### Problem to solve
List every line below containing "Others".

### Data entries

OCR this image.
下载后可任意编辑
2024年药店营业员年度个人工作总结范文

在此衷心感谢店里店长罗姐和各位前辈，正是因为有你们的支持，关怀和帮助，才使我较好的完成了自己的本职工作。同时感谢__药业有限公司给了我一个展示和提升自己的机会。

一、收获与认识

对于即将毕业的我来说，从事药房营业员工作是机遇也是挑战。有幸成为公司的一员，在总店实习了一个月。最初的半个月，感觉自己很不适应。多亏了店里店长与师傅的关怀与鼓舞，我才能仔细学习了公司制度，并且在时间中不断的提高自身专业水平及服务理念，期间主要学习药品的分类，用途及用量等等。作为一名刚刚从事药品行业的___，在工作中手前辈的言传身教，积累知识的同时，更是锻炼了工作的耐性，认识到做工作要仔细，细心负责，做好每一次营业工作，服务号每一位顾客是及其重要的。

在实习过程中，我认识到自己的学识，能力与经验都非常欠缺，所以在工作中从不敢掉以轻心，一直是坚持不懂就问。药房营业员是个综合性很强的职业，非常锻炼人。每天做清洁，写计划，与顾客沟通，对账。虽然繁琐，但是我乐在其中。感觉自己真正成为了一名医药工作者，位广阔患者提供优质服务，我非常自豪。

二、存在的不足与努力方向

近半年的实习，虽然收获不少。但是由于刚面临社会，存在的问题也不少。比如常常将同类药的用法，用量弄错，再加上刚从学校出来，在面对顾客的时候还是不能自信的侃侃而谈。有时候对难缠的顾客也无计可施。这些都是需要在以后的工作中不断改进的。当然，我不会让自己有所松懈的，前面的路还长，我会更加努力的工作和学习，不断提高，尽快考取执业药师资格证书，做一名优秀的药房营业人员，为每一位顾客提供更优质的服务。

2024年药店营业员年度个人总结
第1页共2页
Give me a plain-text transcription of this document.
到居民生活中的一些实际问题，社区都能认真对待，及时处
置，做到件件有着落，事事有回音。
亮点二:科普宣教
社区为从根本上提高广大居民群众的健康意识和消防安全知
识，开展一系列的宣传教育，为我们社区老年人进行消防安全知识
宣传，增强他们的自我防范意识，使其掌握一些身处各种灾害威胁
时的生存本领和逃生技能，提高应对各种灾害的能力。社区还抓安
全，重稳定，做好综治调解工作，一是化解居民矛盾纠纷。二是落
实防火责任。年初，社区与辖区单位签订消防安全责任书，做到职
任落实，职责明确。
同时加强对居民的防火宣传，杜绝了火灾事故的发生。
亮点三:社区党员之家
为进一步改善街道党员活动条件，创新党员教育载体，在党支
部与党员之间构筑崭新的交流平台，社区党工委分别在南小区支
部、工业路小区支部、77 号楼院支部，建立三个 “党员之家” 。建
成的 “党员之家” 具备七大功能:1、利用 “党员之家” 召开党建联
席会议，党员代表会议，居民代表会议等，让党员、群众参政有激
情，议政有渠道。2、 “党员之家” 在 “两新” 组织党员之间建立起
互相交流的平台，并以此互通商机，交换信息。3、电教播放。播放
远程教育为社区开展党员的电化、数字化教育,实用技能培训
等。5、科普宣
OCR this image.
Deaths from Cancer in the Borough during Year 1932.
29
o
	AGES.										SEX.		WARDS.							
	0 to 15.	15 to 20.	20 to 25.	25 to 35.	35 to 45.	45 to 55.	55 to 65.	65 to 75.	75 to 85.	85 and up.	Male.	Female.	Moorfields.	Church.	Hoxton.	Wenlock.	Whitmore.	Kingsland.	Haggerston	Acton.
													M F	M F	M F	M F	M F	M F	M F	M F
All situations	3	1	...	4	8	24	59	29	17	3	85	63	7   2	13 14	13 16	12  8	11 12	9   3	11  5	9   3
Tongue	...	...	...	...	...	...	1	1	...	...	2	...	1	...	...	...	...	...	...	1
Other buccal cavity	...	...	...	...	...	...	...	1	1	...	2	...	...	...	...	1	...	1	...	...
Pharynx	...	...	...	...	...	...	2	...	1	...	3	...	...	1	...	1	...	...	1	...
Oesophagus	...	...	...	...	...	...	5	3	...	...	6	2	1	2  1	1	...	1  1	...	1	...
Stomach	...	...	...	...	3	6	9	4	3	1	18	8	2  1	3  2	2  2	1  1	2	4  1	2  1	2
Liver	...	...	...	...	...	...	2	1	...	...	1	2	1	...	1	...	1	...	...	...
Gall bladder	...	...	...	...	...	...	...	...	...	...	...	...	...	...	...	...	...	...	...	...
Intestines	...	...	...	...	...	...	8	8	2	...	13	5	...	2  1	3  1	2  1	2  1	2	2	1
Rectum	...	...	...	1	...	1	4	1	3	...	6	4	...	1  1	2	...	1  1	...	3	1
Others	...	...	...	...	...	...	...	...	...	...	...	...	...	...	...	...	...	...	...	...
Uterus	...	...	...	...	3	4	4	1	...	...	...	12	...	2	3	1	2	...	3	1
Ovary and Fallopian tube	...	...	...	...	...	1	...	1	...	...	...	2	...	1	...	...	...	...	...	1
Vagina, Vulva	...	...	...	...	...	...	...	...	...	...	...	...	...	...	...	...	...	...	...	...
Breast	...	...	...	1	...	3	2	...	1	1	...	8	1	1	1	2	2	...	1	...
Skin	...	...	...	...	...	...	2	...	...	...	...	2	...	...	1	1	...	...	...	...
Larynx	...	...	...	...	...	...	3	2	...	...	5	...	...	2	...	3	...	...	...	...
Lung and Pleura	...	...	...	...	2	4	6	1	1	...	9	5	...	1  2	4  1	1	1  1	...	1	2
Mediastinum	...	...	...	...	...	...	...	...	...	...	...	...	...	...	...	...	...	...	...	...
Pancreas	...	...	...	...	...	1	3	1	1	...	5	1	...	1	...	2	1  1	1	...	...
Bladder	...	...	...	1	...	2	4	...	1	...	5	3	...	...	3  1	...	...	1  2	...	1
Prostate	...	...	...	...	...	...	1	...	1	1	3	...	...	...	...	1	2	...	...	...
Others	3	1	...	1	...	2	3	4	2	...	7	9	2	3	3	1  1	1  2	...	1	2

### Exercise result
Others	...	...	...	...	...	...	...	...	...	...	...	...	...	...	...	...	...	...	...	...
Others	3	1	...	1	...	2	3	4	2	...	7	9	2	3	3	1  1	1  2	...	1	2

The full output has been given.